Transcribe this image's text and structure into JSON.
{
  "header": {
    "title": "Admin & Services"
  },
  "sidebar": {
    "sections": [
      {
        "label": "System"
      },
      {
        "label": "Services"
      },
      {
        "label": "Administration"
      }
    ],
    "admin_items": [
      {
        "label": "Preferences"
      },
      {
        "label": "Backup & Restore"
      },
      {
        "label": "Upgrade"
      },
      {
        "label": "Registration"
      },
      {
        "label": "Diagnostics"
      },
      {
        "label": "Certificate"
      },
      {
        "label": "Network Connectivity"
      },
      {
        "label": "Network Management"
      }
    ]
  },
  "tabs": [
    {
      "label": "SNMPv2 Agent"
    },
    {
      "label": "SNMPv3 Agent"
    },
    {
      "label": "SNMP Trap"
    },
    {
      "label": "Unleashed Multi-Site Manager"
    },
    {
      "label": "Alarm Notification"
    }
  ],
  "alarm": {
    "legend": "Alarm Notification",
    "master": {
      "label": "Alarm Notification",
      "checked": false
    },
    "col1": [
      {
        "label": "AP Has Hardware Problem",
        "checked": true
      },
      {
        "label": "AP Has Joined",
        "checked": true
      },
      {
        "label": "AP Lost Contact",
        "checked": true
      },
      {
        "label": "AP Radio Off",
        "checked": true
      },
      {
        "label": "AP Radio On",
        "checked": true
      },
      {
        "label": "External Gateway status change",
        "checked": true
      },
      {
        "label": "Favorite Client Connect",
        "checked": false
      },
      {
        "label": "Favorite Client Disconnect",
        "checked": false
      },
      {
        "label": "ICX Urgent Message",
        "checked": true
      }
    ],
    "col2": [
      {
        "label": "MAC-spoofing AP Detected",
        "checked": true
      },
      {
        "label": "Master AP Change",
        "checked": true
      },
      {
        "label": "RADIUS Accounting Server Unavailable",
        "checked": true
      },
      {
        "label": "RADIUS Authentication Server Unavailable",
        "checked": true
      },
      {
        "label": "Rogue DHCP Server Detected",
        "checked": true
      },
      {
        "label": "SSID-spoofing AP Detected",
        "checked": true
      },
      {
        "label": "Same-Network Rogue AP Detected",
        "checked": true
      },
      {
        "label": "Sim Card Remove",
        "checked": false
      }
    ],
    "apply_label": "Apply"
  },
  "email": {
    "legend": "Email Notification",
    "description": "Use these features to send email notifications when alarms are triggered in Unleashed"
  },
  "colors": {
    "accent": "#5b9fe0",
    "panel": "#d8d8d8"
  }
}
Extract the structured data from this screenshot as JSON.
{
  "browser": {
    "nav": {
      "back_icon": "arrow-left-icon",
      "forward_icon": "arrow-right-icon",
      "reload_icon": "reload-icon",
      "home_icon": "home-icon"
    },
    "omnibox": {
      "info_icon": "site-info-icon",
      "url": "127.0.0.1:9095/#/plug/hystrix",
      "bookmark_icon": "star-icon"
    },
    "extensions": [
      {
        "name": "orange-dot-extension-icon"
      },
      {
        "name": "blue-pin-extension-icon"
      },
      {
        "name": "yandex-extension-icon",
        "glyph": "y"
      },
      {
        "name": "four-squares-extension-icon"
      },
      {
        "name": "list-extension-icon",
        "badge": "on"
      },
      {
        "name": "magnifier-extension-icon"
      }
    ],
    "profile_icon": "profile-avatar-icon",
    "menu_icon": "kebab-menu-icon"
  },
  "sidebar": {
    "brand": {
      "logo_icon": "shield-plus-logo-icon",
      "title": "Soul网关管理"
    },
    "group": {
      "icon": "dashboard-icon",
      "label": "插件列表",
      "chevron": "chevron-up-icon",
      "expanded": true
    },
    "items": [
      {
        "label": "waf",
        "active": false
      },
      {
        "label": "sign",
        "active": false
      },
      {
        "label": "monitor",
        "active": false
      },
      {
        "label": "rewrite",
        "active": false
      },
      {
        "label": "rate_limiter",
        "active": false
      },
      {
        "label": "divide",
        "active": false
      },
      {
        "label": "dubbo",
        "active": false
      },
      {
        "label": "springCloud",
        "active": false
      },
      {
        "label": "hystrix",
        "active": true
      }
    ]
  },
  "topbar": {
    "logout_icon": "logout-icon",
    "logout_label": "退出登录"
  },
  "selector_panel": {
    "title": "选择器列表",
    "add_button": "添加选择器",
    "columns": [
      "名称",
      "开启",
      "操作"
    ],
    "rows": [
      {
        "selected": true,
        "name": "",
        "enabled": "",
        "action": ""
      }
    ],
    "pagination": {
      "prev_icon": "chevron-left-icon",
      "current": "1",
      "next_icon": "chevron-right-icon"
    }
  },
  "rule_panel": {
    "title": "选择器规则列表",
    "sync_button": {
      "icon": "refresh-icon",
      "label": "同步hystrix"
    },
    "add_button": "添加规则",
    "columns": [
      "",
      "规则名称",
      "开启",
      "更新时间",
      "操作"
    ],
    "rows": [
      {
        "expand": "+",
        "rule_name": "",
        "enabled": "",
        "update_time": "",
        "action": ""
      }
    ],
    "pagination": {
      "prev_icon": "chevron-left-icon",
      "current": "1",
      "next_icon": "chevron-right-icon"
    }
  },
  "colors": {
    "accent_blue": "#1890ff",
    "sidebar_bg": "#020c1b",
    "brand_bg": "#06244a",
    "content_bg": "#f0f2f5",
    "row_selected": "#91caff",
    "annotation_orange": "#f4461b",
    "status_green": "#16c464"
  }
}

* * * * * * *

▸ WRITTEN EXERCISE
Reproduce all the data word for word.

▸ OUTPUT FOR THIS TASK
Transcribe this image's text and structure into JSON.
{
  "header": {
    "title": "Admin & Services"
  },
  "sidebar": {
    "sections": [
      {
        "label": "System"
      },
      {
        "label": "Services"
      },
      {
        "label": "Administration"
      }
    ],
    "admin_items": [
      {
        "label": "Preferences"
      },
      {
        "label": "Backup & Restore"
      },
      {
        "label": "Upgrade"
      },
      {
        "label": "Registration"
      },
      {
        "label": "Diagnostics"
      },
      {
        "label": "Certificate"
      },
      {
        "label": "Network Connectivity"
      },
      {
        "label": "Network Management"
      }
    ]
  },
  "tabs": [
    {
      "label": "SNMPv2 Agent"
    },
    {
      "label": "SNMPv3 Agent"
    },
    {
      "label": "SNMP Trap"
    },
    {
      "label": "Unleashed Multi-Site Manager"
    },
    {
      "label": "Alarm Notification"
    }
  ],
  "alarm": {
    "legend": "Alarm Notification",
    "master": {
      "label": "Alarm Notification",
      "checked": false
    },
    "col1": [
      {
        "label": "AP Has Hardware Problem",
        "checked": true
      },
      {
        "label": "AP Has Joined",
        "checked": true
      },
      {
        "label": "AP Lost Contact",
        "checked": true
      },
      {
        "label": "AP Radio Off",
        "checked": true
      },
      {
        "label": "AP Radio On",
        "checked": true
      },
      {
        "label": "External Gateway status change",
        "checked": true
      },
      {
        "label": "Favorite Client Connect",
        "checked": false
      },
      {
        "label": "Favorite Client Disconnect",
        "checked": false
      },
      {
        "label": "ICX Urgent Message",
        "checked": true
      }
    ],
    "col2": [
      {
        "label": "MAC-spoofing AP Detected",
        "checked": true
      },
      {
        "label": "Master AP Change",
        "checked": true
      },
      {
        "label": "RADIUS Accounting Server Unavailable",
        "checked": true
      },
      {
        "label": "RADIUS Authentication Server Unavailable",
        "checked": true
      },
      {
        "label": "Rogue DHCP Server Detected",
        "checked": true
      },
      {
        "label": "SSID-spoofing AP Detected",
        "checked": true
      },
      {
        "label": "Same-Network Rogue AP Detected",
        "checked": true
      },
      {
        "label": "Sim Card Remove",
        "checked": false
      }
    ],
    "apply_label": "Apply"
  },
  "email": {
    "legend": "Email Notification",
    "description": "Use these features to send email notifications when alarms are triggered in Unleashed"
  },
  "colors": {
    "accent": "#5b9fe0",
    "panel": "#d8d8d8"
  }
}
Extract the structured data from this screenshot as JSON.
{
  "browser": {
    "nav": {
      "back_icon": "arrow-left-icon",
      "forward_icon": "arrow-right-icon",
      "reload_icon": "reload-icon",
      "home_icon": "home-icon"
    },
    "omnibox": {
      "info_icon": "site-info-icon",
      "url": "127.0.0.1:9095/#/plug/hystrix",
      "bookmark_icon": "star-icon"
    },
    "extensions": [
      {
        "name": "orange-dot-extension-icon"
      },
      {
        "name": "blue-pin-extension-icon"
      },
      {
        "name": "yandex-extension-icon",
        "glyph": "y"
      },
      {
        "name": "four-squares-extension-icon"
      },
      {
        "name": "list-extension-icon",
        "badge": "on"
      },
      {
        "name": "magnifier-extension-icon"
      }
    ],
    "profile_icon": "profile-avatar-icon",
    "menu_icon": "kebab-menu-icon"
  },
  "sidebar": {
    "brand": {
      "logo_icon": "shield-plus-logo-icon",
      "title": "Soul网关管理"
    },
    "group": {
      "icon": "dashboard-icon",
      "label": "插件列表",
      "chevron": "chevron-up-icon",
      "expanded": true
    },
    "items": [
      {
        "label": "waf",
        "active": false
      },
      {
        "label": "sign",
        "active": false
      },
      {
        "label": "monitor",
        "active": false
      },
      {
        "label": "rewrite",
        "active": false
      },
      {
        "label": "rate_limiter",
        "active": false
      },
      {
        "label": "divide",
        "active": false
      },
      {
        "label": "dubbo",
        "active": false
      },
      {
        "label": "springCloud",
        "active": false
      },
      {
        "label": "hystrix",
        "active": true
      }
    ]
  },
  "topbar": {
    "logout_icon": "logout-icon",
    "logout_label": "退出登录"
  },
  "selector_panel": {
    "title": "选择器列表",
    "add_button": "添加选择器",
    "columns": [
      "名称",
      "开启",
      "操作"
    ],
    "rows": [
      {
        "selected": true,
        "name": "",
        "enabled": "",
        "action": ""
      }
    ],
    "pagination": {
      "prev_icon": "chevron-left-icon",
      "current": "1",
      "next_icon": "chevron-right-icon"
    }
  },
  "rule_panel": {
    "title": "选择器规则列表",
    "sync_button": {
      "icon": "refresh-icon",
      "label": "同步hystrix"
    },
    "add_button": "添加规则",
    "columns": [
      "",
      "规则名称",
      "开启",
      "更新时间",
      "操作"
    ],
    "rows": [
      {
        "expand": "+",
        "rule_name": "",
        "enabled": "",
        "update_time": "",
        "action": ""
      }
    ],
    "pagination": {
      "prev_icon": "chevron-left-icon",
      "current": "1",
      "next_icon": "chevron-right-icon"
    }
  },
  "colors": {
    "accent_blue": "#1890ff",
    "sidebar_bg": "#020c1b",
    "brand_bg": "#06244a",
    "content_bg": "#f0f2f5",
    "row_selected": "#91caff",
    "annotation_orange": "#f4461b",
    "status_green": "#16c464"
  }
}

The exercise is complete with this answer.